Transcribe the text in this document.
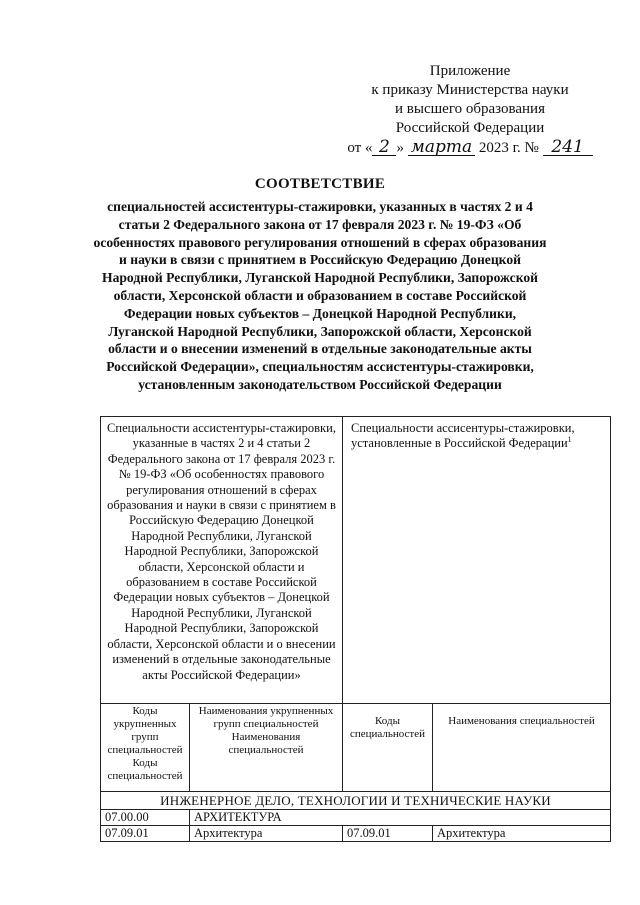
Приложение
к приказу Министерства науки
и высшего образования
Российской Федерации
от « 2 » марта 2023 г. № 241
СООТВЕТСТВИЕ
специальностей ассистентуры-стажировки, указанных в частях 2 и 4 статьи 2 Федерального закона от 17 февраля 2023 г. № 19-ФЗ «Об особенностях правового регулирования отношений в сферах образования и науки в связи с принятием в Российскую Федерацию Донецкой Народной Республики, Луганской Народной Республики, Запорожской области, Херсонской области и образованием в составе Российской Федерации новых субъектов – Донецкой Народной Республики, Луганской Народной Республики, Запорожской области, Херсонской области и о внесении изменений в отдельные законодательные акты Российской Федерации», специальностям ассистентуры-стажировки, установленным законодательством Российской Федерации
Специальности ассистентуры-стажировки, указанные в частях 2 и 4 статьи 2 Федерального закона от 17 февраля 2023 г. № 19-ФЗ «Об особенностях правового регулирования отношений в сферах образования и науки в связи с принятием в Российскую Федерацию Донецкой Народной Республики, Луганской Народной Республики, Запорожской области, Херсонской области и образованием в составе Российской Федерации новых субъектов – Донецкой Народной Республики, Луганской Народной Республики, Запорожской области, Херсонской области и о внесении изменений в отдельные законодательные акты Российской Федерации»		Специальности ассисентуры-стажировки, установленные в Российской Федерации$^1$
Коды укрупненных групп специальностей Коды специальностей	Наименования укрупненных групп специальностей Наименования специальностей	Коды специальностей	Наименования специальностей
ИНЖЕНЕРНОЕ ДЕЛО, ТЕХНОЛОГИИ И ТЕХНИЧЕСКИЕ НАУКИ			
07.00.00	АРХИТЕКТУРА		
07.09.01	Архитектура	07.09.01	Архитектура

▶ [Required task] Leave out the pictures and print each record exactly as it stands.

▶ [Expected output]
Transcribe the text in this document.
Приложение
к приказу Министерства науки
и высшего образования
Российской Федерации
от « 2 » марта 2023 г. № 241
СООТВЕТСТВИЕ
специальностей ассистентуры-стажировки, указанных в частях 2 и 4 статьи 2 Федерального закона от 17 февраля 2023 г. № 19-ФЗ «Об особенностях правового регулирования отношений в сферах образования и науки в связи с принятием в Российскую Федерацию Донецкой Народной Республики, Луганской Народной Республики, Запорожской области, Херсонской области и образованием в составе Российской Федерации новых субъектов – Донецкой Народной Республики, Луганской Народной Республики, Запорожской области, Херсонской области и о внесении изменений в отдельные законодательные акты Российской Федерации», специальностям ассистентуры-стажировки, установленным законодательством Российской Федерации
Специальности ассистентуры-стажировки, указанные в частях 2 и 4 статьи 2 Федерального закона от 17 февраля 2023 г. № 19-ФЗ «Об особенностях правового регулирования отношений в сферах образования и науки в связи с принятием в Российскую Федерацию Донецкой Народной Республики, Луганской Народной Республики, Запорожской области, Херсонской области и образованием в составе Российской Федерации новых субъектов – Донецкой Народной Республики, Луганской Народной Республики, Запорожской области, Херсонской области и о внесении изменений в отдельные законодательные акты Российской Федерации»		Специальности ассисентуры-стажировки, установленные в Российской Федерации$^1$
Коды укрупненных групп специальностей Коды специальностей	Наименования укрупненных групп специальностей Наименования специальностей	Коды специальностей	Наименования специальностей
ИНЖЕНЕРНОЕ ДЕЛО, ТЕХНОЛОГИИ И ТЕХНИЧЕСКИЕ НАУКИ			
07.00.00	АРХИТЕКТУРА		
07.09.01	Архитектура	07.09.01	Архитектура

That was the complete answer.